Determine the number of lines that have the string "this" in them, and give only that number.

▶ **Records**
========================================================================

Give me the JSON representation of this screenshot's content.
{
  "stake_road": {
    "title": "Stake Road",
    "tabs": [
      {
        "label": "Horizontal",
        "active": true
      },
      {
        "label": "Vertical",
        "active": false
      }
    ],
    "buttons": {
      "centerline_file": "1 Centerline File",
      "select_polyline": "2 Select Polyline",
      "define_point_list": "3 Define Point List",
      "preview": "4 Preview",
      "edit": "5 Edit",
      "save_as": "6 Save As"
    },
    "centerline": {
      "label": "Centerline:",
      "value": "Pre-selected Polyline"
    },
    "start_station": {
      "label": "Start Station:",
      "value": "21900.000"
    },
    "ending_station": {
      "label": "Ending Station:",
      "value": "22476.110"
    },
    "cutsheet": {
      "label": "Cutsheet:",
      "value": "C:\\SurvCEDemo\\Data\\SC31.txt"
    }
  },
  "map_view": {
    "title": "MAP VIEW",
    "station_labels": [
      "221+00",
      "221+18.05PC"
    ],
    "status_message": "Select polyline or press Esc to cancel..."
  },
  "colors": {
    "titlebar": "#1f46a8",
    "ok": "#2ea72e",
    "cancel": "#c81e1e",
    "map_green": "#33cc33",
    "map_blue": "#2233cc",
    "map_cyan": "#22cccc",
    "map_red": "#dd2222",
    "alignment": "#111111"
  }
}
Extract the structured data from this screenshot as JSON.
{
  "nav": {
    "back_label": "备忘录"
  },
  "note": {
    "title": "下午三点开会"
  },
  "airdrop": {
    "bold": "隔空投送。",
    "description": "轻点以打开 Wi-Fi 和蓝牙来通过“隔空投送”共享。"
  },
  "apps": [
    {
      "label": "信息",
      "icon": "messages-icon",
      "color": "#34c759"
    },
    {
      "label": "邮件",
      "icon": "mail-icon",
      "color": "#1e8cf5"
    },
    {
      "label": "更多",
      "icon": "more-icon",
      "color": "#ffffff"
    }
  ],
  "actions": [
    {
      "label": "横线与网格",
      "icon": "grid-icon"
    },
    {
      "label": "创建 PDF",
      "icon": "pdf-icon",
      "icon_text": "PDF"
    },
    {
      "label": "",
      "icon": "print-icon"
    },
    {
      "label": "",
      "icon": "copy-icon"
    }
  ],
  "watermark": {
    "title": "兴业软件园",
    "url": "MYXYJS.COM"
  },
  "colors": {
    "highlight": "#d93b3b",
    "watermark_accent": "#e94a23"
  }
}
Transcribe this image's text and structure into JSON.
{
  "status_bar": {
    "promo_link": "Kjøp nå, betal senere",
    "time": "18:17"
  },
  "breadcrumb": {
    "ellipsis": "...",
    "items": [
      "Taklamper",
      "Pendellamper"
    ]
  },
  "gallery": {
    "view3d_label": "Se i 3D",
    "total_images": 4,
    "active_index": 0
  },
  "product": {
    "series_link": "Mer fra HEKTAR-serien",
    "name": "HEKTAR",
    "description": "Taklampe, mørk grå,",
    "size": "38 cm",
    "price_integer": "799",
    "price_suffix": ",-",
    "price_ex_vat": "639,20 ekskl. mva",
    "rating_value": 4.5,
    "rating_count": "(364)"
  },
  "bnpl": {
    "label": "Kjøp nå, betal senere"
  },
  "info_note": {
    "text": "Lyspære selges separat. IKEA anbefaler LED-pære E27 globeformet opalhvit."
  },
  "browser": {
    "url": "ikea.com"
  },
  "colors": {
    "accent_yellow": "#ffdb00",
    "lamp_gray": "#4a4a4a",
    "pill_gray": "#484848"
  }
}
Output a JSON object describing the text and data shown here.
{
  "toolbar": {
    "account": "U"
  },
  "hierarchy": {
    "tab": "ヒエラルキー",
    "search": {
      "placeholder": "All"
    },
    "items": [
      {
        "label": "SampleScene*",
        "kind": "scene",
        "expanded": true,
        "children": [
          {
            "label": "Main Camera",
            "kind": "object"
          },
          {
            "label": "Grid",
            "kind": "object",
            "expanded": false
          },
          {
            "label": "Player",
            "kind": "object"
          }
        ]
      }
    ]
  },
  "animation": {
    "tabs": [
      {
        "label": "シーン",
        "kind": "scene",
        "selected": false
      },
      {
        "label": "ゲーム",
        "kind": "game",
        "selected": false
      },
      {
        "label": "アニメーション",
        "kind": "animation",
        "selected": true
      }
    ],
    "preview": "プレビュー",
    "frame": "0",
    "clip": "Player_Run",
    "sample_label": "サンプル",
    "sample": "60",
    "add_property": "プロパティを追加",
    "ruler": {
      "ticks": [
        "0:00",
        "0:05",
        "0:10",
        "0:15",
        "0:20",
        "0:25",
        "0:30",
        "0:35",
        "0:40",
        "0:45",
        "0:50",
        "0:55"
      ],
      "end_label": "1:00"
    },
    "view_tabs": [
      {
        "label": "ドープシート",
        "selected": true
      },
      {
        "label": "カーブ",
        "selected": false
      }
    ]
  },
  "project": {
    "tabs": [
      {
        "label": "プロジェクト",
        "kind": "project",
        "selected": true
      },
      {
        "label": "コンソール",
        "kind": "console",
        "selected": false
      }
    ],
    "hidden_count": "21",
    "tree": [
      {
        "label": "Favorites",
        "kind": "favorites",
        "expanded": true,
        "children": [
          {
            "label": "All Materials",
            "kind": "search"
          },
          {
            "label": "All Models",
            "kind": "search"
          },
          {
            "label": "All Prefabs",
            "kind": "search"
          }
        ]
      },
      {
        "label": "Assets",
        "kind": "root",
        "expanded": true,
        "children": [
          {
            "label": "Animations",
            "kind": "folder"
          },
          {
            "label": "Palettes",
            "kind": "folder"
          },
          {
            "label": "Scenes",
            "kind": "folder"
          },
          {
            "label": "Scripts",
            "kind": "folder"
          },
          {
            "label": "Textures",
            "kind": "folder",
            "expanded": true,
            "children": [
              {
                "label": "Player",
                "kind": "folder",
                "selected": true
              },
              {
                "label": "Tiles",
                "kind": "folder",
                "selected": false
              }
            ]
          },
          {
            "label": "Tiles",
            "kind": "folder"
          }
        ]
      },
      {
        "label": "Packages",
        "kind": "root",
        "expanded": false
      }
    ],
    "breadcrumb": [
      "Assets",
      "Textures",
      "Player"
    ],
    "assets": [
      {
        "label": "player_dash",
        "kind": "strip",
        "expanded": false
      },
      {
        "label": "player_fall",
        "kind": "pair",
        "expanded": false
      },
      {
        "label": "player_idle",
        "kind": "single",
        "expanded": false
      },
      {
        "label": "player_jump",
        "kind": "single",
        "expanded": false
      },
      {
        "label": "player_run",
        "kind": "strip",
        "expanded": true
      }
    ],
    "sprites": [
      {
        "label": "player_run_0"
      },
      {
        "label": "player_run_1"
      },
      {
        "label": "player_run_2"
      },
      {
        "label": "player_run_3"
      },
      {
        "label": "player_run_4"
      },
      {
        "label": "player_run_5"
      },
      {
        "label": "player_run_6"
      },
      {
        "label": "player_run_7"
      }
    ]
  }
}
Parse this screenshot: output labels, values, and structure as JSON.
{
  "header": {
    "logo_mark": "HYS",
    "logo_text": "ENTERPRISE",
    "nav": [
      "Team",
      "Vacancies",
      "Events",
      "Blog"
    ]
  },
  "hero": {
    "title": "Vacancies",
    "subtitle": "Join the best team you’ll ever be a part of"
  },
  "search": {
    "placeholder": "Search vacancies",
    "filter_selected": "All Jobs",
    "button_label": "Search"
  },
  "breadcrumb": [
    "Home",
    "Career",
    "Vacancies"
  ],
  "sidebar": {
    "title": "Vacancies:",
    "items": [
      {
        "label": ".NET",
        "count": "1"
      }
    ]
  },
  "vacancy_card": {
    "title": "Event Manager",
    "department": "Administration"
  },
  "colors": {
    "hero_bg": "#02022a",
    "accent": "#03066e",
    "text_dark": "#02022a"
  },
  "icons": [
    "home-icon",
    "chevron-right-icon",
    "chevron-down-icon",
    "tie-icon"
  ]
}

========================================================================

▶ **Final answer**
4